> _TO BE DONE_
Go through the entries below and copy each line containing the word "value".

-- Begin EXTRACTED RECORDS --

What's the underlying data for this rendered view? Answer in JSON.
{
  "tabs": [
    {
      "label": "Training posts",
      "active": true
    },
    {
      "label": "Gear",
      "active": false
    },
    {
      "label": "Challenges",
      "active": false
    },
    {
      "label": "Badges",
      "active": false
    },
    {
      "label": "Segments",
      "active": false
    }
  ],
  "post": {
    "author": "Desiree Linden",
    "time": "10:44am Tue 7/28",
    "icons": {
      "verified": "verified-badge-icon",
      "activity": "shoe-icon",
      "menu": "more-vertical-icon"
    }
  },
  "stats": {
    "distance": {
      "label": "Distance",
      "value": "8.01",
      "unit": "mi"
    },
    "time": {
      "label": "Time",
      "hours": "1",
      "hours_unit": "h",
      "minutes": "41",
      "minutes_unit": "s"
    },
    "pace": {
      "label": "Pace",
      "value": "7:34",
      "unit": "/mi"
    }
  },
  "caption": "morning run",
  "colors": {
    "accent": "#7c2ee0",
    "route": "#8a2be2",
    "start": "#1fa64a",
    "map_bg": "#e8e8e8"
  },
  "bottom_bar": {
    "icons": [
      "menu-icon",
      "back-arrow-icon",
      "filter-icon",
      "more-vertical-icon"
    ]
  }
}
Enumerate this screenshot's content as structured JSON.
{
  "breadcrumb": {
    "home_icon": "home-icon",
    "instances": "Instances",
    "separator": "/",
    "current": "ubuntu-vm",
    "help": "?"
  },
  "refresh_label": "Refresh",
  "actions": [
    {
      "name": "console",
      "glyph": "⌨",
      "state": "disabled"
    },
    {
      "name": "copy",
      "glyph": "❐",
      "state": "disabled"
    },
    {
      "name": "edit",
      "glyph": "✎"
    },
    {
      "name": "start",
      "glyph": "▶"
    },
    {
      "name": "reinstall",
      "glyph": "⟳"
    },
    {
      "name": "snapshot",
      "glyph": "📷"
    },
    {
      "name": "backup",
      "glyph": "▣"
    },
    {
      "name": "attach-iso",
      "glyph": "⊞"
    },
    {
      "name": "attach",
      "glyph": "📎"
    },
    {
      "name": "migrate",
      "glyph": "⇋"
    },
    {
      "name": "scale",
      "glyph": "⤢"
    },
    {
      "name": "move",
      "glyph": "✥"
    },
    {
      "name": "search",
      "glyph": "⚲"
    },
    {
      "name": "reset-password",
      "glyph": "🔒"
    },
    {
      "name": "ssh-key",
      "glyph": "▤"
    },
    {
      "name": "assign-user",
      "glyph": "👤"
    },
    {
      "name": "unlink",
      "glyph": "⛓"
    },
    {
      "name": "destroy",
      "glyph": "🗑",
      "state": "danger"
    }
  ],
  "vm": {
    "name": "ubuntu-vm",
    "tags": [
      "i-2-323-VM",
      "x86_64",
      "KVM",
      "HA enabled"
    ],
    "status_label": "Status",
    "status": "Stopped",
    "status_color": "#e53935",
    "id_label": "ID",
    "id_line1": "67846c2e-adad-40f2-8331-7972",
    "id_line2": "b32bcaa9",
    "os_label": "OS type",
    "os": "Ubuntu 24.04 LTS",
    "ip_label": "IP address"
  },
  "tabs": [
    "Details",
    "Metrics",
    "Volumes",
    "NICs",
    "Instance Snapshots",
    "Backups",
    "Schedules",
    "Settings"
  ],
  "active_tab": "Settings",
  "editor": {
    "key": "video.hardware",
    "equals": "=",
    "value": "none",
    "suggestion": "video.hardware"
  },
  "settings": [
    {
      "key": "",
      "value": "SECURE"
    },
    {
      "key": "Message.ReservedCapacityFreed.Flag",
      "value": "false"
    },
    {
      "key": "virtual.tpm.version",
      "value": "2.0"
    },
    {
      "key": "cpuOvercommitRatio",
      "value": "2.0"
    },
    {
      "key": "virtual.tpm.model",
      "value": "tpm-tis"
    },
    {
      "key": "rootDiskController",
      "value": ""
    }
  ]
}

-- End EXTRACTED RECORDS --

> _ANSWER TO THE TASK_
      "value": "8.01",
      "value": "7:34",
    "value": "none",
      "value": "SECURE"
      "value": "false"
      "value": "2.0"
      "value": "2.0"
      "value": "tpm-tis"
      "value": ""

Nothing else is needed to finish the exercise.